Transcribe the records that follow, preserving every word.

*Supplied entries*:
============
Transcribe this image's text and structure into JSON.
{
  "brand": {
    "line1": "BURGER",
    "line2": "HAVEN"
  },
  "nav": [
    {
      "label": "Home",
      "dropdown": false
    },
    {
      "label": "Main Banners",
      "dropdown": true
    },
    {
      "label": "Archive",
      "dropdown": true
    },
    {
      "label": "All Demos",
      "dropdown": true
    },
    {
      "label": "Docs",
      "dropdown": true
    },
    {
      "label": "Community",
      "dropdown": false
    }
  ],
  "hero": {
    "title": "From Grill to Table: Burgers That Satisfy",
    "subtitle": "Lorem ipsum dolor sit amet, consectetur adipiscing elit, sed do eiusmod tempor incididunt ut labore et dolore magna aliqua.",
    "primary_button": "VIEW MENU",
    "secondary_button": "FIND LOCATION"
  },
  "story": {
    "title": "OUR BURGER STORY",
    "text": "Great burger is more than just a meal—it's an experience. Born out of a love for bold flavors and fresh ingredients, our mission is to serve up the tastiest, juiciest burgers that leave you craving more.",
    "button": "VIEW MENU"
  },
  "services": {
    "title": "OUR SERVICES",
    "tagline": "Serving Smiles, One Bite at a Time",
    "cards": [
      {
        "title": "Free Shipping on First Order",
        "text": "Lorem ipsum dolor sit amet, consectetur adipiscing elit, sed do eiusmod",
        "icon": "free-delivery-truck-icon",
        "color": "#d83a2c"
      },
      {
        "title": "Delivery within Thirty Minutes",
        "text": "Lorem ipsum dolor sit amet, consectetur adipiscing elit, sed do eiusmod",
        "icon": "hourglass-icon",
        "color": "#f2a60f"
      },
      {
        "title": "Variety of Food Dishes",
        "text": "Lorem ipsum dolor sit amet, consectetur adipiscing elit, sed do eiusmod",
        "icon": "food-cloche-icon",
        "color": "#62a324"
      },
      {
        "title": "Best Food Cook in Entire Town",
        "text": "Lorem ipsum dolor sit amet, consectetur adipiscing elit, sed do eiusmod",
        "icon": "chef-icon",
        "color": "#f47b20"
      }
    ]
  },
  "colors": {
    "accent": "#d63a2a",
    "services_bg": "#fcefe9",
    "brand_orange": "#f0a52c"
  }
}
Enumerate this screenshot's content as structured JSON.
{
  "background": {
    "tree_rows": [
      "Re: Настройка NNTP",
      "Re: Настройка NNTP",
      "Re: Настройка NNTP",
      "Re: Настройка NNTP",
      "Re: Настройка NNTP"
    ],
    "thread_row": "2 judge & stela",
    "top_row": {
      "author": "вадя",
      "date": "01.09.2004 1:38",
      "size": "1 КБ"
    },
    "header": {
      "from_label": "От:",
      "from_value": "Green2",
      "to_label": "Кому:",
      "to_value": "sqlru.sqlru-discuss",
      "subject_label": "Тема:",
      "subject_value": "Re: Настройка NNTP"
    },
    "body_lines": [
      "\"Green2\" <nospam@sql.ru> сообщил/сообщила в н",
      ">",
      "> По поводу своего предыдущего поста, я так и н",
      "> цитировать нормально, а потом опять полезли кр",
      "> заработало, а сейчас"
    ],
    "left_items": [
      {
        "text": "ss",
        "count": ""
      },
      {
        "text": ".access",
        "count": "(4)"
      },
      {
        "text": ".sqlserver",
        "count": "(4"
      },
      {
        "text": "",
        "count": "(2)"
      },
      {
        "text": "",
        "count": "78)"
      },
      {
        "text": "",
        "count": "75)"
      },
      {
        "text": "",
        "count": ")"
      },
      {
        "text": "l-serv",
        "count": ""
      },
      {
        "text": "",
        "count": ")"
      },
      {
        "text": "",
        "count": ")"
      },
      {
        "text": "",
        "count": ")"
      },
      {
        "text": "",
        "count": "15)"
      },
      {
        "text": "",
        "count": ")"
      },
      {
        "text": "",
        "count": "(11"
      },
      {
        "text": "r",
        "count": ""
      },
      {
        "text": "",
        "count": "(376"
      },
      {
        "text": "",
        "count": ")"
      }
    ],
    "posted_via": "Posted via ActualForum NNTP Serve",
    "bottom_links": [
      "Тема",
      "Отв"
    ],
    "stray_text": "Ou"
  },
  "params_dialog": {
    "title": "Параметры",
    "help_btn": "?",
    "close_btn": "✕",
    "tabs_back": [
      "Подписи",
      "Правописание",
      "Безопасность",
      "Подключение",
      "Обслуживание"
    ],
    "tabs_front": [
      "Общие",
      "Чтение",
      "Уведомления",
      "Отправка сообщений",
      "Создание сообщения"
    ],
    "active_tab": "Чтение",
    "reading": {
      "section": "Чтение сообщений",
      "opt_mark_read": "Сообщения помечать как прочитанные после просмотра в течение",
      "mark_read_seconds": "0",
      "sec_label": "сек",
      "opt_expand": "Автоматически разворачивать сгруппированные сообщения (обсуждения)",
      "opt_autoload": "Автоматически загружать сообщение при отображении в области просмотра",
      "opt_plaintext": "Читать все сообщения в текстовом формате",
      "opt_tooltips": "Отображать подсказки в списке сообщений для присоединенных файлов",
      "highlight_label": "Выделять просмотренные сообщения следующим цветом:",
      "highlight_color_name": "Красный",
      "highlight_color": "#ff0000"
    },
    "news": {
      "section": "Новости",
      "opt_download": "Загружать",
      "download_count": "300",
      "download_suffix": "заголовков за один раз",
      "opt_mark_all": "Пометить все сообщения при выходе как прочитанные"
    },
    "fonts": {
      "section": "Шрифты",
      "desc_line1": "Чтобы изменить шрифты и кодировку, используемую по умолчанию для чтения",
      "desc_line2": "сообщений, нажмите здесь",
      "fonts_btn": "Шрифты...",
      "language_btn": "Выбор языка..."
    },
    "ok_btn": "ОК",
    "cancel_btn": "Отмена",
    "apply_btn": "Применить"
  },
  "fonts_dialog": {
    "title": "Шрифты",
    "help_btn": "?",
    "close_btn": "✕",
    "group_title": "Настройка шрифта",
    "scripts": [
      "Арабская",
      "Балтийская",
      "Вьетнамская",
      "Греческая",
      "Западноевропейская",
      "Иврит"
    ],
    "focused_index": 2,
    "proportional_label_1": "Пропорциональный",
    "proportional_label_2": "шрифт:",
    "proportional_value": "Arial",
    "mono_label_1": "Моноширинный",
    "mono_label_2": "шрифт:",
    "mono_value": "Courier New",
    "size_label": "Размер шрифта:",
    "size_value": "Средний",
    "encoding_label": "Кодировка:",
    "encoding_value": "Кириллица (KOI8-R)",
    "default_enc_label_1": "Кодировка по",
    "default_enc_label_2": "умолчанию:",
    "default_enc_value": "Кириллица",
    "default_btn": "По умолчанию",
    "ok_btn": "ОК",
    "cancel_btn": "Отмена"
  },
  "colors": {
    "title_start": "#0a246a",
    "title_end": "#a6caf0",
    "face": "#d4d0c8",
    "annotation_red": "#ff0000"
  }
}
============
*Full answer*:
Transcribe this image's text and structure into JSON.
{
  "brand": {
    "line1": "BURGER",
    "line2": "HAVEN"
  },
  "nav": [
    {
      "label": "Home",
      "dropdown": false
    },
    {
      "label": "Main Banners",
      "dropdown": true
    },
    {
      "label": "Archive",
      "dropdown": true
    },
    {
      "label": "All Demos",
      "dropdown": true
    },
    {
      "label": "Docs",
      "dropdown": true
    },
    {
      "label": "Community",
      "dropdown": false
    }
  ],
  "hero": {
    "title": "From Grill to Table: Burgers That Satisfy",
    "subtitle": "Lorem ipsum dolor sit amet, consectetur adipiscing elit, sed do eiusmod tempor incididunt ut labore et dolore magna aliqua.",
    "primary_button": "VIEW MENU",
    "secondary_button": "FIND LOCATION"
  },
  "story": {
    "title": "OUR BURGER STORY",
    "text": "Great burger is more than just a meal—it's an experience. Born out of a love for bold flavors and fresh ingredients, our mission is to serve up the tastiest, juiciest burgers that leave you craving more.",
    "button": "VIEW MENU"
  },
  "services": {
    "title": "OUR SERVICES",
    "tagline": "Serving Smiles, One Bite at a Time",
    "cards": [
      {
        "title": "Free Shipping on First Order",
        "text": "Lorem ipsum dolor sit amet, consectetur adipiscing elit, sed do eiusmod",
        "icon": "free-delivery-truck-icon",
        "color": "#d83a2c"
      },
      {
        "title": "Delivery within Thirty Minutes",
        "text": "Lorem ipsum dolor sit amet, consectetur adipiscing elit, sed do eiusmod",
        "icon": "hourglass-icon",
        "color": "#f2a60f"
      },
      {
        "title": "Variety of Food Dishes",
        "text": "Lorem ipsum dolor sit amet, consectetur adipiscing elit, sed do eiusmod",
        "icon": "food-cloche-icon",
        "color": "#62a324"
      },
      {
        "title": "Best Food Cook in Entire Town",
        "text": "Lorem ipsum dolor sit amet, consectetur adipiscing elit, sed do eiusmod",
        "icon": "chef-icon",
        "color": "#f47b20"
      }
    ]
  },
  "colors": {
    "accent": "#d63a2a",
    "services_bg": "#fcefe9",
    "brand_orange": "#f0a52c"
  }
}
Enumerate this screenshot's content as structured JSON.
{
  "background": {
    "tree_rows": [
      "Re: Настройка NNTP",
      "Re: Настройка NNTP",
      "Re: Настройка NNTP",
      "Re: Настройка NNTP",
      "Re: Настройка NNTP"
    ],
    "thread_row": "2 judge & stela",
    "top_row": {
      "author": "вадя",
      "date": "01.09.2004 1:38",
      "size": "1 КБ"
    },
    "header": {
      "from_label": "От:",
      "from_value": "Green2",
      "to_label": "Кому:",
      "to_value": "sqlru.sqlru-discuss",
      "subject_label": "Тема:",
      "subject_value": "Re: Настройка NNTP"
    },
    "body_lines": [
      "\"Green2\" <nospam@sql.ru> сообщил/сообщила в н",
      ">",
      "> По поводу своего предыдущего поста, я так и н",
      "> цитировать нормально, а потом опять полезли кр",
      "> заработало, а сейчас"
    ],
    "left_items": [
      {
        "text": "ss",
        "count": ""
      },
      {
        "text": ".access",
        "count": "(4)"
      },
      {
        "text": ".sqlserver",
        "count": "(4"
      },
      {
        "text": "",
        "count": "(2)"
      },
      {
        "text": "",
        "count": "78)"
      },
      {
        "text": "",
        "count": "75)"
      },
      {
        "text": "",
        "count": ")"
      },
      {
        "text": "l-serv",
        "count": ""
      },
      {
        "text": "",
        "count": ")"
      },
      {
        "text": "",
        "count": ")"
      },
      {
        "text": "",
        "count": ")"
      },
      {
        "text": "",
        "count": "15)"
      },
      {
        "text": "",
        "count": ")"
      },
      {
        "text": "",
        "count": "(11"
      },
      {
        "text": "r",
        "count": ""
      },
      {
        "text": "",
        "count": "(376"
      },
      {
        "text": "",
        "count": ")"
      }
    ],
    "posted_via": "Posted via ActualForum NNTP Serve",
    "bottom_links": [
      "Тема",
      "Отв"
    ],
    "stray_text": "Ou"
  },
  "params_dialog": {
    "title": "Параметры",
    "help_btn": "?",
    "close_btn": "✕",
    "tabs_back": [
      "Подписи",
      "Правописание",
      "Безопасность",
      "Подключение",
      "Обслуживание"
    ],
    "tabs_front": [
      "Общие",
      "Чтение",
      "Уведомления",
      "Отправка сообщений",
      "Создание сообщения"
    ],
    "active_tab": "Чтение",
    "reading": {
      "section": "Чтение сообщений",
      "opt_mark_read": "Сообщения помечать как прочитанные после просмотра в течение",
      "mark_read_seconds": "0",
      "sec_label": "сек",
      "opt_expand": "Автоматически разворачивать сгруппированные сообщения (обсуждения)",
      "opt_autoload": "Автоматически загружать сообщение при отображении в области просмотра",
      "opt_plaintext": "Читать все сообщения в текстовом формате",
      "opt_tooltips": "Отображать подсказки в списке сообщений для присоединенных файлов",
      "highlight_label": "Выделять просмотренные сообщения следующим цветом:",
      "highlight_color_name": "Красный",
      "highlight_color": "#ff0000"
    },
    "news": {
      "section": "Новости",
      "opt_download": "Загружать",
      "download_count": "300",
      "download_suffix": "заголовков за один раз",
      "opt_mark_all": "Пометить все сообщения при выходе как прочитанные"
    },
    "fonts": {
      "section": "Шрифты",
      "desc_line1": "Чтобы изменить шрифты и кодировку, используемую по умолчанию для чтения",
      "desc_line2": "сообщений, нажмите здесь",
      "fonts_btn": "Шрифты...",
      "language_btn": "Выбор языка..."
    },
    "ok_btn": "ОК",
    "cancel_btn": "Отмена",
    "apply_btn": "Применить"
  },
  "fonts_dialog": {
    "title": "Шрифты",
    "help_btn": "?",
    "close_btn": "✕",
    "group_title": "Настройка шрифта",
    "scripts": [
      "Арабская",
      "Балтийская",
      "Вьетнамская",
      "Греческая",
      "Западноевропейская",
      "Иврит"
    ],
    "focused_index": 2,
    "proportional_label_1": "Пропорциональный",
    "proportional_label_2": "шрифт:",
    "proportional_value": "Arial",
    "mono_label_1": "Моноширинный",
    "mono_label_2": "шрифт:",
    "mono_value": "Courier New",
    "size_label": "Размер шрифта:",
    "size_value": "Средний",
    "encoding_label": "Кодировка:",
    "encoding_value": "Кириллица (KOI8-R)",
    "default_enc_label_1": "Кодировка по",
    "default_enc_label_2": "умолчанию:",
    "default_enc_value": "Кириллица",
    "default_btn": "По умолчанию",
    "ok_btn": "ОК",
    "cancel_btn": "Отмена"
  },
  "colors": {
    "title_start": "#0a246a",
    "title_end": "#a6caf0",
    "face": "#d4d0c8",
    "annotation_red": "#ff0000"
  }
}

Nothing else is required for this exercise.